■ What is expected
Return every line below as is, leaving out the pictures.

■ Task input
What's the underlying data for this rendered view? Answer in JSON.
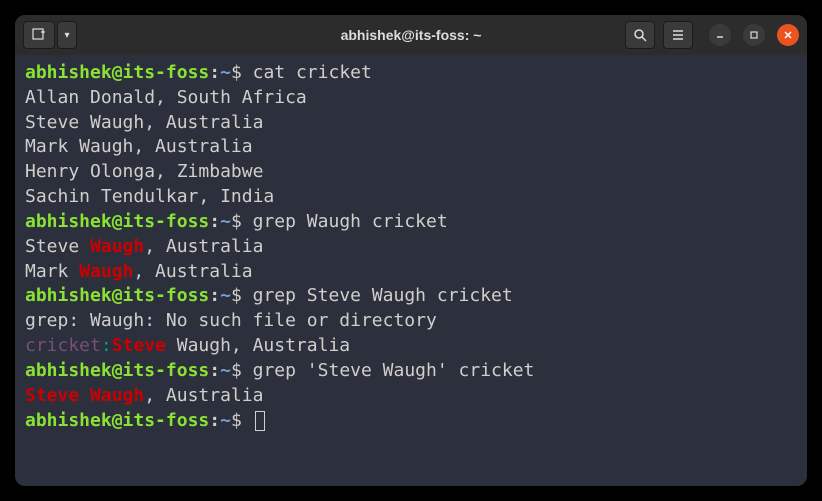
{
  "window": {
    "title": "abhishek@its-foss: ~"
  },
  "prompt": {
    "user": "abhishek",
    "at": "@",
    "host": "its-foss",
    "colon": ":",
    "path": "~",
    "dollar": "$ "
  },
  "lines": {
    "cmd1": "cat cricket",
    "out1": "Allan Donald, South Africa",
    "out2": "Steve Waugh, Australia",
    "out3": "Mark Waugh, Australia",
    "out4": "Henry Olonga, Zimbabwe",
    "out5": "Sachin Tendulkar, India",
    "cmd2": "grep Waugh cricket",
    "m2a_pre": "Steve ",
    "m2a_match": "Waugh",
    "m2a_post": ", Australia",
    "m2b_pre": "Mark ",
    "m2b_match": "Waugh",
    "m2b_post": ", Australia",
    "cmd3": "grep Steve Waugh cricket",
    "err3": "grep: Waugh: No such file or directory",
    "m3_file": "cricket",
    "m3_colon": ":",
    "m3_match": "Steve",
    "m3_post": " Waugh, Australia",
    "cmd4": "grep 'Steve Waugh' cricket",
    "m4_match": "Steve Waugh",
    "m4_post": ", Australia"
  }
}
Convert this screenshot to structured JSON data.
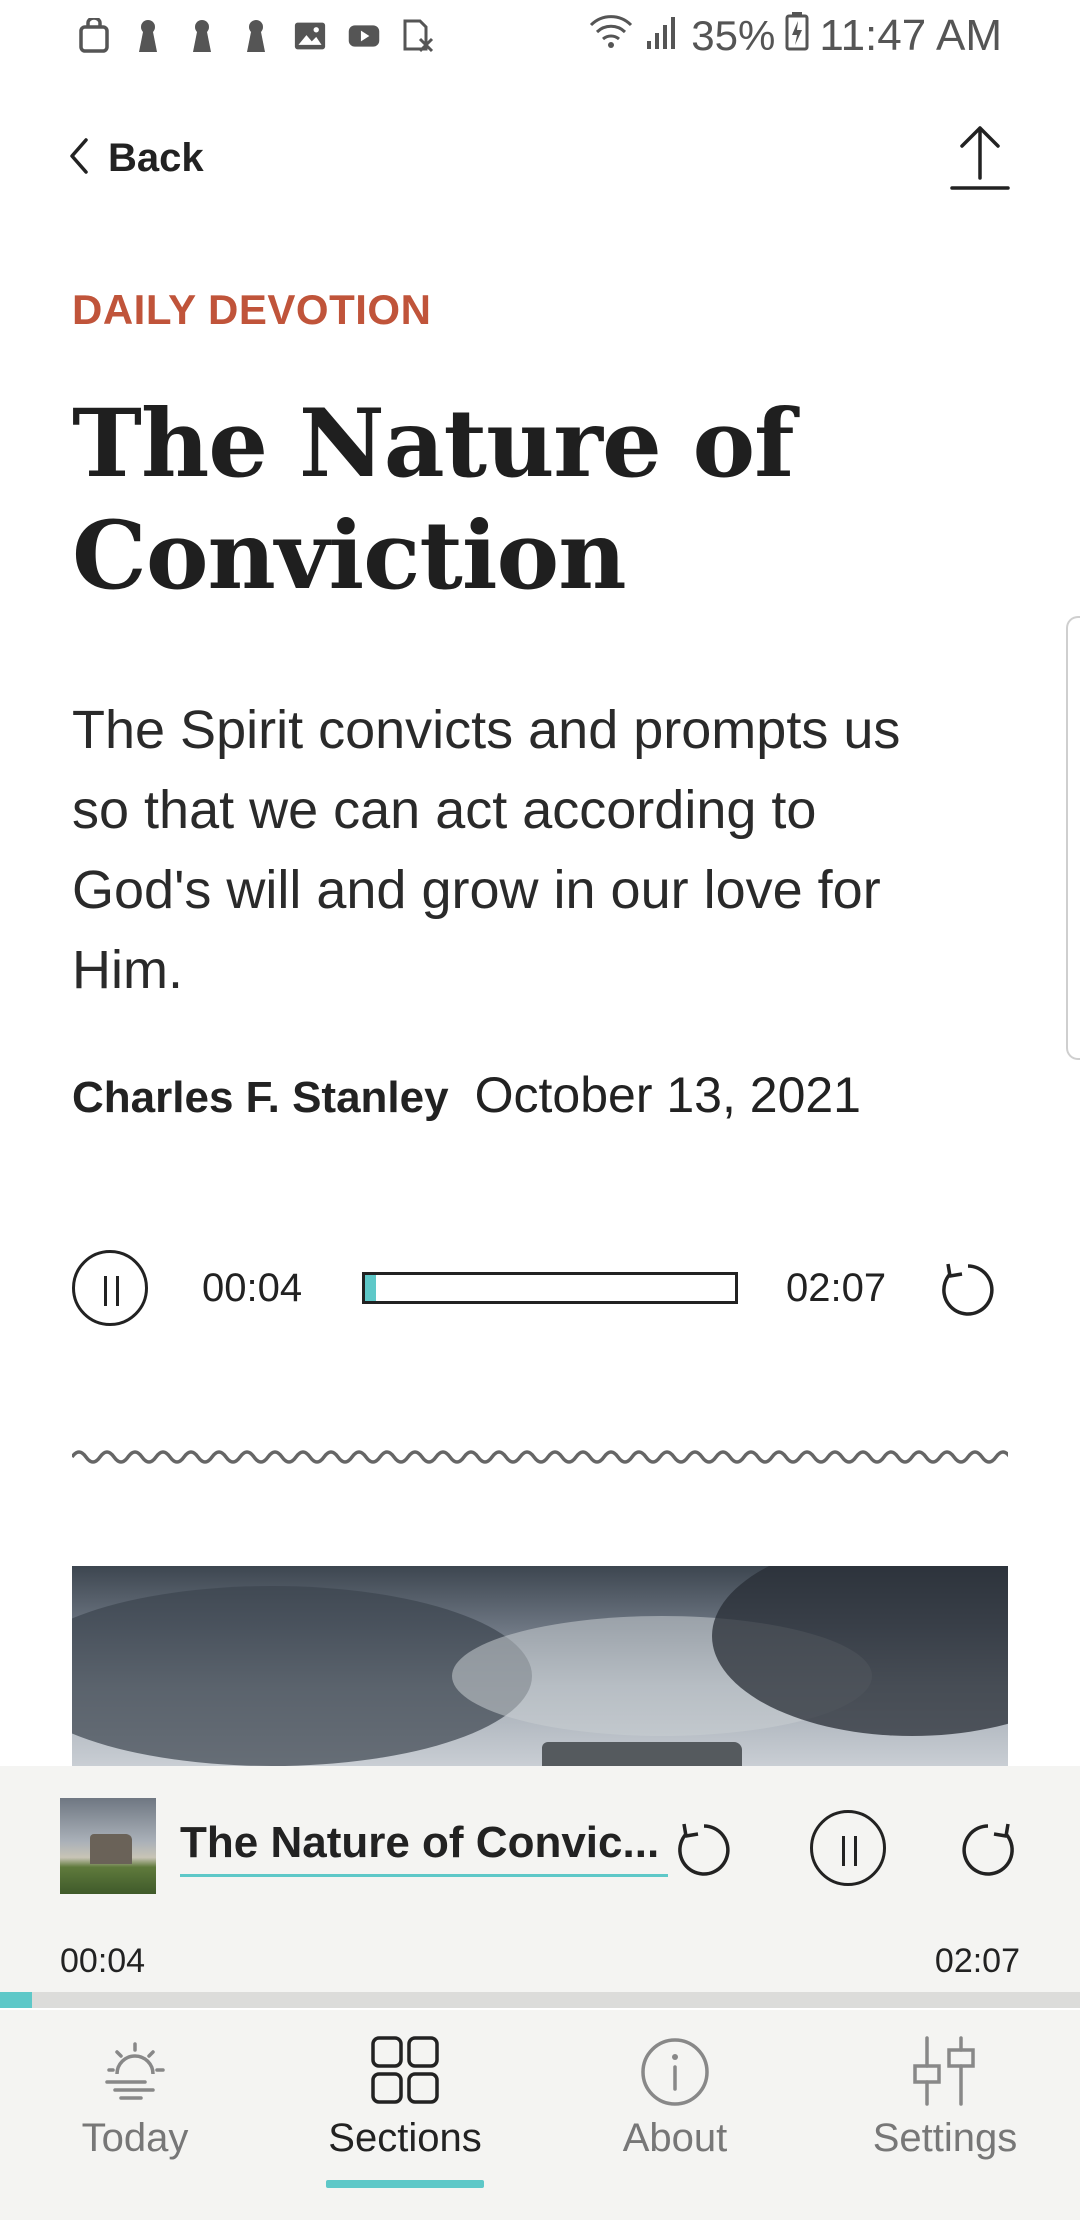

■ Expected answer
What's the underlying data for this rendered view? Answer in JSON.
{
  "window": {
    "title": "abhishek@its-foss: ~"
  },
  "prompt": {
    "user": "abhishek",
    "at": "@",
    "host": "its-foss",
    "colon": ":",
    "path": "~",
    "dollar": "$ "
  },
  "lines": {
    "cmd1": "cat cricket",
    "out1": "Allan Donald, South Africa",
    "out2": "Steve Waugh, Australia",
    "out3": "Mark Waugh, Australia",
    "out4": "Henry Olonga, Zimbabwe",
    "out5": "Sachin Tendulkar, India",
    "cmd2": "grep Waugh cricket",
    "m2a_pre": "Steve ",
    "m2a_match": "Waugh",
    "m2a_post": ", Australia",
    "m2b_pre": "Mark ",
    "m2b_match": "Waugh",
    "m2b_post": ", Australia",
    "cmd3": "grep Steve Waugh cricket",
    "err3": "grep: Waugh: No such file or directory",
    "m3_file": "cricket",
    "m3_colon": ":",
    "m3_match": "Steve",
    "m3_post": " Waugh, Australia",
    "cmd4": "grep 'Steve Waugh' cricket",
    "m4_match": "Steve Waugh",
    "m4_post": ", Australia"
  }
}
Convert this screenshot to structured JSON data.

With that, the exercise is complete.